## Begin

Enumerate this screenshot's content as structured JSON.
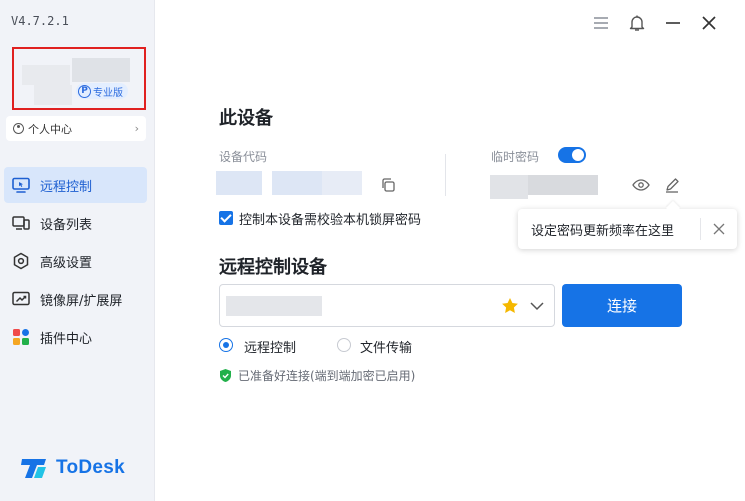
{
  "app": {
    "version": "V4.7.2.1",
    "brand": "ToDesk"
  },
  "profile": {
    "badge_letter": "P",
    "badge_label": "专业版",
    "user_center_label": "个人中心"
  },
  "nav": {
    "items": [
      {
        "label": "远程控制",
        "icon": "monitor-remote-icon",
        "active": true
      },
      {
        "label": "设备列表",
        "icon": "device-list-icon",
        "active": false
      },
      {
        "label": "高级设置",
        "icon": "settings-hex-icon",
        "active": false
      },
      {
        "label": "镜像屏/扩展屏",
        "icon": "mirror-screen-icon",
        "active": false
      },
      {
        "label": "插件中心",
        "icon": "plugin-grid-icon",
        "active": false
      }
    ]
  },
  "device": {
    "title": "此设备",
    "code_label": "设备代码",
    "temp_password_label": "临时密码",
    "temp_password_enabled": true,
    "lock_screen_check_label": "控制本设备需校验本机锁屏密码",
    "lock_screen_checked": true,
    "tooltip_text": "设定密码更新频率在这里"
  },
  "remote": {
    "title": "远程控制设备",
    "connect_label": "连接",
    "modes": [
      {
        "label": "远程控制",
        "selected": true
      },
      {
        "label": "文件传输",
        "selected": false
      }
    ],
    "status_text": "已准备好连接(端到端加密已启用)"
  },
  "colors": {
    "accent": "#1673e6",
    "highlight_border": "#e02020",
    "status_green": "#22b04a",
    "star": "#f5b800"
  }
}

## End

■ Your goal ■
All of the lines above should be retyped precisely, apart from the pictures.

■ Reply ■
Enumerate this screenshot's content as structured JSON.
{
  "app": {
    "version": "V4.7.2.1",
    "brand": "ToDesk"
  },
  "profile": {
    "badge_letter": "P",
    "badge_label": "专业版",
    "user_center_label": "个人中心"
  },
  "nav": {
    "items": [
      {
        "label": "远程控制",
        "icon": "monitor-remote-icon",
        "active": true
      },
      {
        "label": "设备列表",
        "icon": "device-list-icon",
        "active": false
      },
      {
        "label": "高级设置",
        "icon": "settings-hex-icon",
        "active": false
      },
      {
        "label": "镜像屏/扩展屏",
        "icon": "mirror-screen-icon",
        "active": false
      },
      {
        "label": "插件中心",
        "icon": "plugin-grid-icon",
        "active": false
      }
    ]
  },
  "device": {
    "title": "此设备",
    "code_label": "设备代码",
    "temp_password_label": "临时密码",
    "temp_password_enabled": true,
    "lock_screen_check_label": "控制本设备需校验本机锁屏密码",
    "lock_screen_checked": true,
    "tooltip_text": "设定密码更新频率在这里"
  },
  "remote": {
    "title": "远程控制设备",
    "connect_label": "连接",
    "modes": [
      {
        "label": "远程控制",
        "selected": true
      },
      {
        "label": "文件传输",
        "selected": false
      }
    ],
    "status_text": "已准备好连接(端到端加密已启用)"
  },
  "colors": {
    "accent": "#1673e6",
    "highlight_border": "#e02020",
    "status_green": "#22b04a",
    "star": "#f5b800"
  }
}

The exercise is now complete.